**WORK TO BE COMPLETED**:
Each line that holds the word "GRAHAM" counts once. Give the total number of such lines and nothing else.

★ ★ ★ ★

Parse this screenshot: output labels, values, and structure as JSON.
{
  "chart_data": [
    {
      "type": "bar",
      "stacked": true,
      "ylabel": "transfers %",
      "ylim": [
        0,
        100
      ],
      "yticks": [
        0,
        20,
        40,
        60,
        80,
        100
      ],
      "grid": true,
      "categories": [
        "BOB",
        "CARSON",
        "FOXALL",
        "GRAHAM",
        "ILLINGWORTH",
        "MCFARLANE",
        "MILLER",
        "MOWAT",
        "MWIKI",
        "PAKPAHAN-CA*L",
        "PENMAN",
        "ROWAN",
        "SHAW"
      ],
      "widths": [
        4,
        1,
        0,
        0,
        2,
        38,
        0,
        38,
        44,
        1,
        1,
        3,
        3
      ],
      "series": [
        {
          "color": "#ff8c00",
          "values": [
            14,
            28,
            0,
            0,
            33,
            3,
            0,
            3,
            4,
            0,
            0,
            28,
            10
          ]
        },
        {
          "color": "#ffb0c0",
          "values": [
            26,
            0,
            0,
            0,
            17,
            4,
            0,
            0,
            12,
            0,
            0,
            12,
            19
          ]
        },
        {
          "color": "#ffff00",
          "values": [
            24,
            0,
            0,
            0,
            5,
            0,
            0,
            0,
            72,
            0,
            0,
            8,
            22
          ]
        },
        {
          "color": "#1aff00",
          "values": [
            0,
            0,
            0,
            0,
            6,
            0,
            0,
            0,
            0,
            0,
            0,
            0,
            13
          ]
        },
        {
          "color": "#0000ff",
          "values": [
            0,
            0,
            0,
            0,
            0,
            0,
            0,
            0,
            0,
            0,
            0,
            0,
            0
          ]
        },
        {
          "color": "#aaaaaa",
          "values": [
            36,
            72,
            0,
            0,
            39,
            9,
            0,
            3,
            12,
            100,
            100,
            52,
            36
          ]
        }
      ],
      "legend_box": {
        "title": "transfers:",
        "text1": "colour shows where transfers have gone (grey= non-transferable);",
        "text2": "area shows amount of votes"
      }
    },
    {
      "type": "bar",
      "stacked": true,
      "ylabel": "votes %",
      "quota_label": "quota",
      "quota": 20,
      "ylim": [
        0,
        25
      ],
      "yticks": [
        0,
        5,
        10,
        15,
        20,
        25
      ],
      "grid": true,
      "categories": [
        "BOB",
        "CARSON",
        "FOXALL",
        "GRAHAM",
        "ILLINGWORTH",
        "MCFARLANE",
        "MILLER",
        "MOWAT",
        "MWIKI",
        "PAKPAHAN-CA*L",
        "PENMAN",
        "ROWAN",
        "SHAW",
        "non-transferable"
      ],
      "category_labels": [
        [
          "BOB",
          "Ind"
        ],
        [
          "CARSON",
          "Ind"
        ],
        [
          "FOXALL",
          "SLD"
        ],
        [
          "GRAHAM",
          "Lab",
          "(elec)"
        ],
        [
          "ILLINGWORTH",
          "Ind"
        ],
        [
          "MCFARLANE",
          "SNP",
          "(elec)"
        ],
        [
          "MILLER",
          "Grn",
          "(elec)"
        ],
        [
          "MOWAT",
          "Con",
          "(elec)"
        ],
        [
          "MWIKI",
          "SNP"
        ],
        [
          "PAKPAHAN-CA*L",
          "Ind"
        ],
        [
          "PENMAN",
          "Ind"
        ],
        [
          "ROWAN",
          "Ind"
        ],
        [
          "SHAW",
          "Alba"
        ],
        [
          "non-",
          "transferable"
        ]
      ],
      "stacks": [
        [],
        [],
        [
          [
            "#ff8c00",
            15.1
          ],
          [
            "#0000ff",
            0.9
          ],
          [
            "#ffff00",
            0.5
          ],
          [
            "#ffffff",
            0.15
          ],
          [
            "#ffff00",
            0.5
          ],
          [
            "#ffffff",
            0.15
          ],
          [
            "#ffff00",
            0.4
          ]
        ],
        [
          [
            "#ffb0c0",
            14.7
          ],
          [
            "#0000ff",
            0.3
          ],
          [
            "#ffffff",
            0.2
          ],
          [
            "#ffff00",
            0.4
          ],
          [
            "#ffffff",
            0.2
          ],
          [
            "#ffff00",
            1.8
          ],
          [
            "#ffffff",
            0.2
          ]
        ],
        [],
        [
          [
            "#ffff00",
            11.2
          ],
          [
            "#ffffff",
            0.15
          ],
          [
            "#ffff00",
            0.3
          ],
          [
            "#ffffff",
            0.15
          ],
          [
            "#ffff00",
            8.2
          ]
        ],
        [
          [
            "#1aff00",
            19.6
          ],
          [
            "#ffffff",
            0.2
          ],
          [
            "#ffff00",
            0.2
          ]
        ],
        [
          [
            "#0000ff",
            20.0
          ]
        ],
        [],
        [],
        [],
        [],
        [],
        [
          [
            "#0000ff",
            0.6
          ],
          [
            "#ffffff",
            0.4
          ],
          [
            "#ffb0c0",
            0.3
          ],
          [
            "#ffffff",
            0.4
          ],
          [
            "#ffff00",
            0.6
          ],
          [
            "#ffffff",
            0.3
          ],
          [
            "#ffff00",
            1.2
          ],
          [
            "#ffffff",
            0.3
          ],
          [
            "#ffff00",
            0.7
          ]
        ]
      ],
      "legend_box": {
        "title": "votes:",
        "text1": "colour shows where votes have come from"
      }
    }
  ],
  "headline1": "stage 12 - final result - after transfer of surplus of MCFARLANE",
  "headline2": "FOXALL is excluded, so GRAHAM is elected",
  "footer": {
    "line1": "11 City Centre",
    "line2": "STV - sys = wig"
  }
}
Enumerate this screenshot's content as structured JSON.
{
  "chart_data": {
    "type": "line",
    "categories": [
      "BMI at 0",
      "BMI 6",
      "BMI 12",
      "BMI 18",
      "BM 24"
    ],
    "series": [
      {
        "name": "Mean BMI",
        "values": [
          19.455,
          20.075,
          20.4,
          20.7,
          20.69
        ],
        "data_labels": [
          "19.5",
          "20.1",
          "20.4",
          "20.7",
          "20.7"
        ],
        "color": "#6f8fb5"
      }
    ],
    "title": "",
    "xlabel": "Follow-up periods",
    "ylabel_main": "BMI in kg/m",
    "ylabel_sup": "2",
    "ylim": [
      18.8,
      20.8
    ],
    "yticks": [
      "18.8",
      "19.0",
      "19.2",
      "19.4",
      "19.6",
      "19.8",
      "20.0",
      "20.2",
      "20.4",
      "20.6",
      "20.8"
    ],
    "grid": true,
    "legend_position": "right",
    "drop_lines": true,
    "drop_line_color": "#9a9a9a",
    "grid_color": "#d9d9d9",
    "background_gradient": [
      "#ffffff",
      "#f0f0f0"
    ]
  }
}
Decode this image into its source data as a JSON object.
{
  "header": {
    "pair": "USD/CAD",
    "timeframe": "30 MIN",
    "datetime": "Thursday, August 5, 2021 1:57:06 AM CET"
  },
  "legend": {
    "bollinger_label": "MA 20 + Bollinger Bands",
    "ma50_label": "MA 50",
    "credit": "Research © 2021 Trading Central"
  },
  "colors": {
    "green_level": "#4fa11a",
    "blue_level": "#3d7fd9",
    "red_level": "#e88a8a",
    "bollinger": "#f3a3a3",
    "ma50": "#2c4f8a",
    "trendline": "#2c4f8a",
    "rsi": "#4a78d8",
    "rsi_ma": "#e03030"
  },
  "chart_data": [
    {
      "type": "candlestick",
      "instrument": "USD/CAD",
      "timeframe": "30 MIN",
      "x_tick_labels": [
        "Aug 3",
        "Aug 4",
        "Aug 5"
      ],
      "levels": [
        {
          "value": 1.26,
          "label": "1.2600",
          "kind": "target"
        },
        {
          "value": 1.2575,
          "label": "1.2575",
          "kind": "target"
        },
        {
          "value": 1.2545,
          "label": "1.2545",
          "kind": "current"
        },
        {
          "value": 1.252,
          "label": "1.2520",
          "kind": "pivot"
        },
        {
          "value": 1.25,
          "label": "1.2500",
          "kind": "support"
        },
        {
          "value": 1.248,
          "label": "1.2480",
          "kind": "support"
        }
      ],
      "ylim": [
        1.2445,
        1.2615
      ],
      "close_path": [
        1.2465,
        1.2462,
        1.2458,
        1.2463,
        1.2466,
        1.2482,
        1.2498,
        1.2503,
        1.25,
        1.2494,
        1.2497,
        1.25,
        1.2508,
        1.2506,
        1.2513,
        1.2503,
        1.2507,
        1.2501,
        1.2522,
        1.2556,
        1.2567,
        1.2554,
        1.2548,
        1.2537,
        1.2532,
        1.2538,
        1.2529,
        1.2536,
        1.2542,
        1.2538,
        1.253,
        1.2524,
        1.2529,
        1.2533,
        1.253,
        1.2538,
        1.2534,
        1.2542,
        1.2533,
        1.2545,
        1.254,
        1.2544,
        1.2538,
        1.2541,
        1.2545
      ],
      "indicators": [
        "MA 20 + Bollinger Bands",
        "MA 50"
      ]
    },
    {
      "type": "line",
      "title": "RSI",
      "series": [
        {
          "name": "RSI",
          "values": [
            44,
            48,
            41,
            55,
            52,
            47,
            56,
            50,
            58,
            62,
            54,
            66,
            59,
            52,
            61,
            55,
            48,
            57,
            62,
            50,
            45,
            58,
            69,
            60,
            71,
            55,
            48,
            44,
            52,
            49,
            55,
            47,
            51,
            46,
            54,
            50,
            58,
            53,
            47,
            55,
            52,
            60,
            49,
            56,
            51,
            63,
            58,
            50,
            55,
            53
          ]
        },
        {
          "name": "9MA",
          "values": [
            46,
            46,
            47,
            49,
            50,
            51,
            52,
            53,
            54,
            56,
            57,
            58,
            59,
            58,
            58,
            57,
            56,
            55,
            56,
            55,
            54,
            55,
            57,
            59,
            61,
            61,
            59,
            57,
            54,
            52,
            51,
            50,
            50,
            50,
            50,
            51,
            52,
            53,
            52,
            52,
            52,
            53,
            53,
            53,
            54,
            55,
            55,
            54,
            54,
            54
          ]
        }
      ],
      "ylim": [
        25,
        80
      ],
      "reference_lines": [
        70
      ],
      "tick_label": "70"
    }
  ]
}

★ ★ ★ ★

**COMPLETED EXERCISE**:
4